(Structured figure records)
-.-.-

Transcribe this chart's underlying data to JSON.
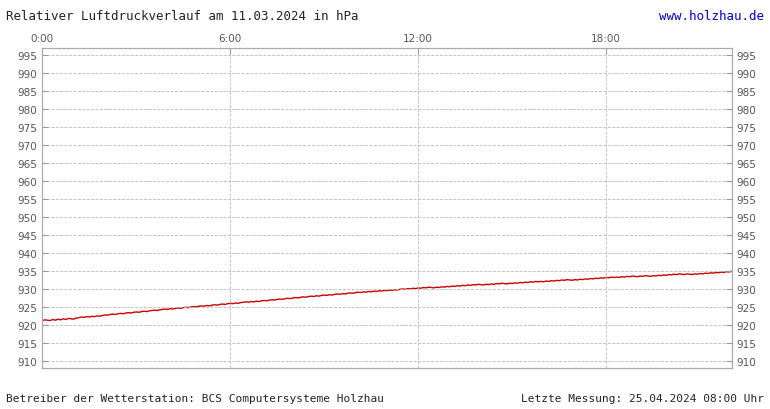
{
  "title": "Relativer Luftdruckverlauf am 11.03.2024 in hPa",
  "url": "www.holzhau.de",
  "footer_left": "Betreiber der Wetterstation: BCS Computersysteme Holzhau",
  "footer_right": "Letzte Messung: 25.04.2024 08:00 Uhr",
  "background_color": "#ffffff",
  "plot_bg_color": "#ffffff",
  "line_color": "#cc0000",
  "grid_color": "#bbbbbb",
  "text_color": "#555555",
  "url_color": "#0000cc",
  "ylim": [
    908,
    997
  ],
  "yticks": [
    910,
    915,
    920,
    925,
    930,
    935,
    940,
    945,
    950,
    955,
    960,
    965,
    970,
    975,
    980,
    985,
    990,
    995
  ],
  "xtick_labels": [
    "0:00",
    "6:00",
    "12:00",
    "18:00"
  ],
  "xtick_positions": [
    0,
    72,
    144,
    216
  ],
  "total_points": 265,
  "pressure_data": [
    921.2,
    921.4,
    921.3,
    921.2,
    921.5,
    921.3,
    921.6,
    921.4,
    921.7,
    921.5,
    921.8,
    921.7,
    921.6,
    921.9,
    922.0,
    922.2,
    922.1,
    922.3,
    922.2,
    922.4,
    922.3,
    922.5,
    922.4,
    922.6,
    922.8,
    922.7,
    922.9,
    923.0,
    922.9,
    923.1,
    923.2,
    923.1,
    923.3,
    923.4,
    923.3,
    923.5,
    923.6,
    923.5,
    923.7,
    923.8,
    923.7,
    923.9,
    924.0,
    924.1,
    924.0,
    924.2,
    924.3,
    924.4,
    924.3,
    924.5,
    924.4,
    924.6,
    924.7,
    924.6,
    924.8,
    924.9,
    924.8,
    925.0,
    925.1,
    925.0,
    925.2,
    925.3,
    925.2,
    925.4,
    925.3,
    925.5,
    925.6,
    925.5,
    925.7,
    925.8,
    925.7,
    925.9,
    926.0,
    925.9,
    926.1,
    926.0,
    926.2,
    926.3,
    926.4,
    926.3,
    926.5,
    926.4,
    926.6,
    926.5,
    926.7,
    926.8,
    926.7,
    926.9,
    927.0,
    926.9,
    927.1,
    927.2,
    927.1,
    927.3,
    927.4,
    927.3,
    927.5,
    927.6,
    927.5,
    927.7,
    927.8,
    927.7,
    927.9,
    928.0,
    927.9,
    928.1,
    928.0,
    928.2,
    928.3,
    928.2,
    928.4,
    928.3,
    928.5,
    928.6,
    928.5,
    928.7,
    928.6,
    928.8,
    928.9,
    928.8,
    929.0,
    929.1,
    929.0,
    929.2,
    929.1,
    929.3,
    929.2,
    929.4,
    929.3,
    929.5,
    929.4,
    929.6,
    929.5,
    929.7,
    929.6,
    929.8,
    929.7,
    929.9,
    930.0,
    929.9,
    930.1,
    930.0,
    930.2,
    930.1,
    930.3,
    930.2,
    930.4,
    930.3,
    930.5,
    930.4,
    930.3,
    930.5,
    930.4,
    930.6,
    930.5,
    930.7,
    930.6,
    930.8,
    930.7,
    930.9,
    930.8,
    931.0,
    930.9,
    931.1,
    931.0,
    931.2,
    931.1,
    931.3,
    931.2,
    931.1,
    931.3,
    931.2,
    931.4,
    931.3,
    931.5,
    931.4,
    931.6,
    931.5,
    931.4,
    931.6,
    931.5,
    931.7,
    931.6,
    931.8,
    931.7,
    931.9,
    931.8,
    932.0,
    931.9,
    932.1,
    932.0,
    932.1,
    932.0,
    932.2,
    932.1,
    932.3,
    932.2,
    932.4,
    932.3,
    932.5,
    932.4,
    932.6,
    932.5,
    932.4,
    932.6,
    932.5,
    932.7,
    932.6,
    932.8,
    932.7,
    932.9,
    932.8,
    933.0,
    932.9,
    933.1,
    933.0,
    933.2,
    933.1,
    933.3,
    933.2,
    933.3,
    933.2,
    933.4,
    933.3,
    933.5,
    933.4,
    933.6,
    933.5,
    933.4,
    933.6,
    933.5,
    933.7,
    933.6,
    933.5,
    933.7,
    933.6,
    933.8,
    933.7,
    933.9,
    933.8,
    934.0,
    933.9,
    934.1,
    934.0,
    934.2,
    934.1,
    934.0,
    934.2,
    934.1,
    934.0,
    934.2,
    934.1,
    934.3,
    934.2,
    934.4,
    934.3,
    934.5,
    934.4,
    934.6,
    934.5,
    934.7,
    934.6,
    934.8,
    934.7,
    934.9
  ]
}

-.-.-

▸ **WHAT YOU HAVE TO DO**: Can the entries above be repeated exactly, without their pictures?

▸ **REPLY TO THE TASK**:
Transcribe this chart's underlying data to JSON.
{
  "title": "Relativer Luftdruckverlauf am 11.03.2024 in hPa",
  "url": "www.holzhau.de",
  "footer_left": "Betreiber der Wetterstation: BCS Computersysteme Holzhau",
  "footer_right": "Letzte Messung: 25.04.2024 08:00 Uhr",
  "background_color": "#ffffff",
  "plot_bg_color": "#ffffff",
  "line_color": "#cc0000",
  "grid_color": "#bbbbbb",
  "text_color": "#555555",
  "url_color": "#0000cc",
  "ylim": [
    908,
    997
  ],
  "yticks": [
    910,
    915,
    920,
    925,
    930,
    935,
    940,
    945,
    950,
    955,
    960,
    965,
    970,
    975,
    980,
    985,
    990,
    995
  ],
  "xtick_labels": [
    "0:00",
    "6:00",
    "12:00",
    "18:00"
  ],
  "xtick_positions": [
    0,
    72,
    144,
    216
  ],
  "total_points": 265,
  "pressure_data": [
    921.2,
    921.4,
    921.3,
    921.2,
    921.5,
    921.3,
    921.6,
    921.4,
    921.7,
    921.5,
    921.8,
    921.7,
    921.6,
    921.9,
    922.0,
    922.2,
    922.1,
    922.3,
    922.2,
    922.4,
    922.3,
    922.5,
    922.4,
    922.6,
    922.8,
    922.7,
    922.9,
    923.0,
    922.9,
    923.1,
    923.2,
    923.1,
    923.3,
    923.4,
    923.3,
    923.5,
    923.6,
    923.5,
    923.7,
    923.8,
    923.7,
    923.9,
    924.0,
    924.1,
    924.0,
    924.2,
    924.3,
    924.4,
    924.3,
    924.5,
    924.4,
    924.6,
    924.7,
    924.6,
    924.8,
    924.9,
    924.8,
    925.0,
    925.1,
    925.0,
    925.2,
    925.3,
    925.2,
    925.4,
    925.3,
    925.5,
    925.6,
    925.5,
    925.7,
    925.8,
    925.7,
    925.9,
    926.0,
    925.9,
    926.1,
    926.0,
    926.2,
    926.3,
    926.4,
    926.3,
    926.5,
    926.4,
    926.6,
    926.5,
    926.7,
    926.8,
    926.7,
    926.9,
    927.0,
    926.9,
    927.1,
    927.2,
    927.1,
    927.3,
    927.4,
    927.3,
    927.5,
    927.6,
    927.5,
    927.7,
    927.8,
    927.7,
    927.9,
    928.0,
    927.9,
    928.1,
    928.0,
    928.2,
    928.3,
    928.2,
    928.4,
    928.3,
    928.5,
    928.6,
    928.5,
    928.7,
    928.6,
    928.8,
    928.9,
    928.8,
    929.0,
    929.1,
    929.0,
    929.2,
    929.1,
    929.3,
    929.2,
    929.4,
    929.3,
    929.5,
    929.4,
    929.6,
    929.5,
    929.7,
    929.6,
    929.8,
    929.7,
    929.9,
    930.0,
    929.9,
    930.1,
    930.0,
    930.2,
    930.1,
    930.3,
    930.2,
    930.4,
    930.3,
    930.5,
    930.4,
    930.3,
    930.5,
    930.4,
    930.6,
    930.5,
    930.7,
    930.6,
    930.8,
    930.7,
    930.9,
    930.8,
    931.0,
    930.9,
    931.1,
    931.0,
    931.2,
    931.1,
    931.3,
    931.2,
    931.1,
    931.3,
    931.2,
    931.4,
    931.3,
    931.5,
    931.4,
    931.6,
    931.5,
    931.4,
    931.6,
    931.5,
    931.7,
    931.6,
    931.8,
    931.7,
    931.9,
    931.8,
    932.0,
    931.9,
    932.1,
    932.0,
    932.1,
    932.0,
    932.2,
    932.1,
    932.3,
    932.2,
    932.4,
    932.3,
    932.5,
    932.4,
    932.6,
    932.5,
    932.4,
    932.6,
    932.5,
    932.7,
    932.6,
    932.8,
    932.7,
    932.9,
    932.8,
    933.0,
    932.9,
    933.1,
    933.0,
    933.2,
    933.1,
    933.3,
    933.2,
    933.3,
    933.2,
    933.4,
    933.3,
    933.5,
    933.4,
    933.6,
    933.5,
    933.4,
    933.6,
    933.5,
    933.7,
    933.6,
    933.5,
    933.7,
    933.6,
    933.8,
    933.7,
    933.9,
    933.8,
    934.0,
    933.9,
    934.1,
    934.0,
    934.2,
    934.1,
    934.0,
    934.2,
    934.1,
    934.0,
    934.2,
    934.1,
    934.3,
    934.2,
    934.4,
    934.3,
    934.5,
    934.4,
    934.6,
    934.5,
    934.7,
    934.6,
    934.8,
    934.7,
    934.9
  ]
}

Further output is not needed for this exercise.